==== PROVIDED RECORDS

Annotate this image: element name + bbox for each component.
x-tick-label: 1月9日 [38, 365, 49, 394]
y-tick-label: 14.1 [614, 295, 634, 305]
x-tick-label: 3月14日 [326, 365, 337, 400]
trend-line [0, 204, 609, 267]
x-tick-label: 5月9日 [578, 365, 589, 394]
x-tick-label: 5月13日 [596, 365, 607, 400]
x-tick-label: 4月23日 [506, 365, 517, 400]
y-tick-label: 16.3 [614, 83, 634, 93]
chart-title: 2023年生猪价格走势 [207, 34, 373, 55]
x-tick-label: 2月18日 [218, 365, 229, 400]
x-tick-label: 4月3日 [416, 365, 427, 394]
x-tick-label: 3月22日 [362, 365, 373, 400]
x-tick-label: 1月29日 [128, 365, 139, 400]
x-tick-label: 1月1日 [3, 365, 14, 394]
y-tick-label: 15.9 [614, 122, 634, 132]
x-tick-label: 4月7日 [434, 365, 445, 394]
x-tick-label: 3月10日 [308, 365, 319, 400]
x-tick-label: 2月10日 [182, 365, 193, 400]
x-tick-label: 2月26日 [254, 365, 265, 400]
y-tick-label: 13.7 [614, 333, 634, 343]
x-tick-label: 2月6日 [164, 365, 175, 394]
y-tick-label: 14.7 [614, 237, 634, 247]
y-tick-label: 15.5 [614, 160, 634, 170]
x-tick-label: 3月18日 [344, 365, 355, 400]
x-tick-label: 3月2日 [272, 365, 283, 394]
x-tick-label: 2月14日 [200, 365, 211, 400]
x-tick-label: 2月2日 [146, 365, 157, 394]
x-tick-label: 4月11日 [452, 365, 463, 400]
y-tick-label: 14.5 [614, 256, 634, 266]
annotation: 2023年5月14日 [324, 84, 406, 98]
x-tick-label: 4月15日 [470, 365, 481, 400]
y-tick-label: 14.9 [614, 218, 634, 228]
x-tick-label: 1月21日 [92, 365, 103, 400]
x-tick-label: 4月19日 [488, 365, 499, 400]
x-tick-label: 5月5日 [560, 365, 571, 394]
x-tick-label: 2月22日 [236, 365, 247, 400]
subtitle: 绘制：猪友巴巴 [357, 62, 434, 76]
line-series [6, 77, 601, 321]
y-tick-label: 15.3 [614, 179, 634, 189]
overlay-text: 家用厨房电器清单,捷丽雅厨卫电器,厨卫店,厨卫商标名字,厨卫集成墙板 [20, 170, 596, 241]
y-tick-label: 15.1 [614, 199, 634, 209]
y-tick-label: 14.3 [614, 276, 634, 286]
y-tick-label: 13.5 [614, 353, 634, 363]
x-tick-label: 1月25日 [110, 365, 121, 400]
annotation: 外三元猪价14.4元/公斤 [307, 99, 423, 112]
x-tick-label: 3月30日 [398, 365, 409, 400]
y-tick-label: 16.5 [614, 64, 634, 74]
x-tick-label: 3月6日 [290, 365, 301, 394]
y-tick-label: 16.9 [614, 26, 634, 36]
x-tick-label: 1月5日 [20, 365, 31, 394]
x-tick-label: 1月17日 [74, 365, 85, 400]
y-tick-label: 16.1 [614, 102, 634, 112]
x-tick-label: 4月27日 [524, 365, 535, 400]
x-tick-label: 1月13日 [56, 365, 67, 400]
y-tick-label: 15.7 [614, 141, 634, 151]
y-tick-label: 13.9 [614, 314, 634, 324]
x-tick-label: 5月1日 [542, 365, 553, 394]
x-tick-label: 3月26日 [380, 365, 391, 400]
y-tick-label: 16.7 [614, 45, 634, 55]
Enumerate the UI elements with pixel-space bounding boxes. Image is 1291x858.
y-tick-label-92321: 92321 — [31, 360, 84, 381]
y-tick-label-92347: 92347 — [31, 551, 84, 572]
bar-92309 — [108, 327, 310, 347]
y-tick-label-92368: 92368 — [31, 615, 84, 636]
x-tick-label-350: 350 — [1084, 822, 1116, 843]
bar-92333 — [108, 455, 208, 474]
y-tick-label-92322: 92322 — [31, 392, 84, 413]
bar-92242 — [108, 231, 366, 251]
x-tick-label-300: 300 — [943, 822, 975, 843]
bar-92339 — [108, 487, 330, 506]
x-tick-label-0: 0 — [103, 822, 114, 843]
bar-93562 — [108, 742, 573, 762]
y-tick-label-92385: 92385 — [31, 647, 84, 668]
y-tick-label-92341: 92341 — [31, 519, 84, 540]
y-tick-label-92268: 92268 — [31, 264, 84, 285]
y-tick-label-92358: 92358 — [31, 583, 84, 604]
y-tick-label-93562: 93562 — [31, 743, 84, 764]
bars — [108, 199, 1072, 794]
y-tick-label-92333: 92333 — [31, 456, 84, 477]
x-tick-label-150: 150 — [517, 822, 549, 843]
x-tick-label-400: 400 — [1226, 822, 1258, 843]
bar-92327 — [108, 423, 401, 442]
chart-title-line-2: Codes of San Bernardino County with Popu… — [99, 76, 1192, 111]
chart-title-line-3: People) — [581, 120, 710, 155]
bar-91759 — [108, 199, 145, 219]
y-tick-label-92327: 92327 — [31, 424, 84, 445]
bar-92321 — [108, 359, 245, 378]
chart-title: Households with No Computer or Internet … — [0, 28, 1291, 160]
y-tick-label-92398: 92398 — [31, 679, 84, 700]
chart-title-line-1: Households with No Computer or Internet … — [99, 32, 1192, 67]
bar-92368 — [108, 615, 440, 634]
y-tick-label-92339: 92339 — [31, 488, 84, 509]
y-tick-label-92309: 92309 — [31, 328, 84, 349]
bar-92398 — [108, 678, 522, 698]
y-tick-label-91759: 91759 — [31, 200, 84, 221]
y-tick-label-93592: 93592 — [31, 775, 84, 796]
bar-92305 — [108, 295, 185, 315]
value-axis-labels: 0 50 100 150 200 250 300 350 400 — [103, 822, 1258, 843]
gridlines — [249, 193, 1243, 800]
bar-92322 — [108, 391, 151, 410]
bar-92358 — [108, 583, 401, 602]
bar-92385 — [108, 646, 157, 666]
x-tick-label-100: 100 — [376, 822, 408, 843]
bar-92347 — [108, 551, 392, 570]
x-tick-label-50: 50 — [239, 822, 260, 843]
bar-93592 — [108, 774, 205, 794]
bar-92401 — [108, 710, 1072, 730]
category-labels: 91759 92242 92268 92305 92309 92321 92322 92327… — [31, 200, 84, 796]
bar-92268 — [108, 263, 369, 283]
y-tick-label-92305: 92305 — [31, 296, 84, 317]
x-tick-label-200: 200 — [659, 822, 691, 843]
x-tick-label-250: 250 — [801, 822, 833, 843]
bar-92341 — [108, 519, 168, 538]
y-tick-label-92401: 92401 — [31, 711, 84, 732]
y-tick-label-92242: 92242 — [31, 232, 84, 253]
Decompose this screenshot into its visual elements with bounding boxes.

========
==== PROVIDED RECORDS

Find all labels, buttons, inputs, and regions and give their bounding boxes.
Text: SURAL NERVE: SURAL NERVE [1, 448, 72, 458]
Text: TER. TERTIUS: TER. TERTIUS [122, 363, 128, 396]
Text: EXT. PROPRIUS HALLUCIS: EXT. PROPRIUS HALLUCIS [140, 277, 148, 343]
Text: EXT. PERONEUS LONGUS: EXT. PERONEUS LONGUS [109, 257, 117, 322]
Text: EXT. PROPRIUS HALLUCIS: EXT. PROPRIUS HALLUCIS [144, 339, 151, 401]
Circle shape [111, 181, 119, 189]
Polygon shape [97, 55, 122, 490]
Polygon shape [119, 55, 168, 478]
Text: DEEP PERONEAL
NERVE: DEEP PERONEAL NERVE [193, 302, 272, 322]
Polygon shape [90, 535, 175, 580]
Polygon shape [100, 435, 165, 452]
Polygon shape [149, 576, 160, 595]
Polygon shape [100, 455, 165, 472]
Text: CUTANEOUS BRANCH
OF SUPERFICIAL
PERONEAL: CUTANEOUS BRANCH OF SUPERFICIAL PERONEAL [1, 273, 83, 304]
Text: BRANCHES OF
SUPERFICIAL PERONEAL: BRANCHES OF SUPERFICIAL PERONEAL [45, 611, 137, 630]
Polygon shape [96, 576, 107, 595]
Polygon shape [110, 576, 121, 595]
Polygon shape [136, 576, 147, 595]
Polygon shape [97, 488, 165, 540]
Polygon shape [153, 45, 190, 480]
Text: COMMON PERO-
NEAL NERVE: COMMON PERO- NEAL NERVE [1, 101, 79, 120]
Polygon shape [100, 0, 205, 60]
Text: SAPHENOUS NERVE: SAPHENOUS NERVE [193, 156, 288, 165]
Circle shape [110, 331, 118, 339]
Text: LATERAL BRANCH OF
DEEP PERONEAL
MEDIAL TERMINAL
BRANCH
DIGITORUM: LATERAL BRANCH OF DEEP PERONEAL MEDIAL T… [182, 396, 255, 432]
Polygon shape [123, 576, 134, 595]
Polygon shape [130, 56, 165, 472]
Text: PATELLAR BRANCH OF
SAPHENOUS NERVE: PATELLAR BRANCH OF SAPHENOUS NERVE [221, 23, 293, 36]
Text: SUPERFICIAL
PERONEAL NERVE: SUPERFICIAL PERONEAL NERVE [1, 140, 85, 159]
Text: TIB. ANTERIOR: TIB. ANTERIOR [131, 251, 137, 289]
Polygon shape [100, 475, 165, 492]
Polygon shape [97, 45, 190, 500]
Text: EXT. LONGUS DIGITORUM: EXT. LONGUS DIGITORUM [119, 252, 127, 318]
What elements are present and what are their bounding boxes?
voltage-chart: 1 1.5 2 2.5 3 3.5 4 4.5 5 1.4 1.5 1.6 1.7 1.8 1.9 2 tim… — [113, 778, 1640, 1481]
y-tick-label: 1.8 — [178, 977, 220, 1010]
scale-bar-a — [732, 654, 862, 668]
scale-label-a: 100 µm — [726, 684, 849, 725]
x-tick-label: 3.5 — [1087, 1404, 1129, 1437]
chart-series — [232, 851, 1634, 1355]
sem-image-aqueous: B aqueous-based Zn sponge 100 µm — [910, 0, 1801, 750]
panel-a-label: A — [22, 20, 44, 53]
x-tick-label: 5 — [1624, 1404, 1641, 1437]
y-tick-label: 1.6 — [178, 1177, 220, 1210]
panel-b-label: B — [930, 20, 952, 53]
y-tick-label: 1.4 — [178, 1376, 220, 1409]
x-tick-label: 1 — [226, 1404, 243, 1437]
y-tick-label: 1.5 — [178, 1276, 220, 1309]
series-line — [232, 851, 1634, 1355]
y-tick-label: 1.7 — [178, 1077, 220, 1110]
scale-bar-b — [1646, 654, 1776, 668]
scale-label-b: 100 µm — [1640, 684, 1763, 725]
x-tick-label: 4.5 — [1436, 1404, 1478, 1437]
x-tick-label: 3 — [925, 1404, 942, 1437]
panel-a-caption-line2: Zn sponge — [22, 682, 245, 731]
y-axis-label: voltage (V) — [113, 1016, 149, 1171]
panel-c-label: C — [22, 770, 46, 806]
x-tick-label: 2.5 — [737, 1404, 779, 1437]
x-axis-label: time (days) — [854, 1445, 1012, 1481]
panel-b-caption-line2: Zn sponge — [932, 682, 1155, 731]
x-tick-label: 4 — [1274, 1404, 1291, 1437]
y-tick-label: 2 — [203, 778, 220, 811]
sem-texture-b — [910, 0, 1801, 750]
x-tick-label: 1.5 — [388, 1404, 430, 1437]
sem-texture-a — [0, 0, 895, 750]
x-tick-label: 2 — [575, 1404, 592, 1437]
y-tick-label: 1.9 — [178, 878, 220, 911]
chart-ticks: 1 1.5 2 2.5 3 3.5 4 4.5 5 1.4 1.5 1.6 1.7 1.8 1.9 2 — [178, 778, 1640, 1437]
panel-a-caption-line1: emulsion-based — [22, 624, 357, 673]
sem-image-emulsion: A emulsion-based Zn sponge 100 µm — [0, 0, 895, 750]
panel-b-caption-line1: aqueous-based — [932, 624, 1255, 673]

========

GIVEN PROBLEM :: Please pull out the lines of the material above from the line with "Annotate this image: element" to the line with "x-tick-label: 4月3日 [416, 365, 427, 394]", both included, and repeat them word for word.

TASK SOLUTION ::
Annotate this image: element name + bbox for each component.
x-tick-label: 1月9日 [38, 365, 49, 394]
y-tick-label: 14.1 [614, 295, 634, 305]
x-tick-label: 3月14日 [326, 365, 337, 400]
trend-line [0, 204, 609, 267]
x-tick-label: 5月9日 [578, 365, 589, 394]
x-tick-label: 5月13日 [596, 365, 607, 400]
x-tick-label: 4月23日 [506, 365, 517, 400]
y-tick-label: 16.3 [614, 83, 634, 93]
chart-title: 2023年生猪价格走势 [207, 34, 373, 55]
x-tick-label: 2月18日 [218, 365, 229, 400]
x-tick-label: 4月3日 [416, 365, 427, 394]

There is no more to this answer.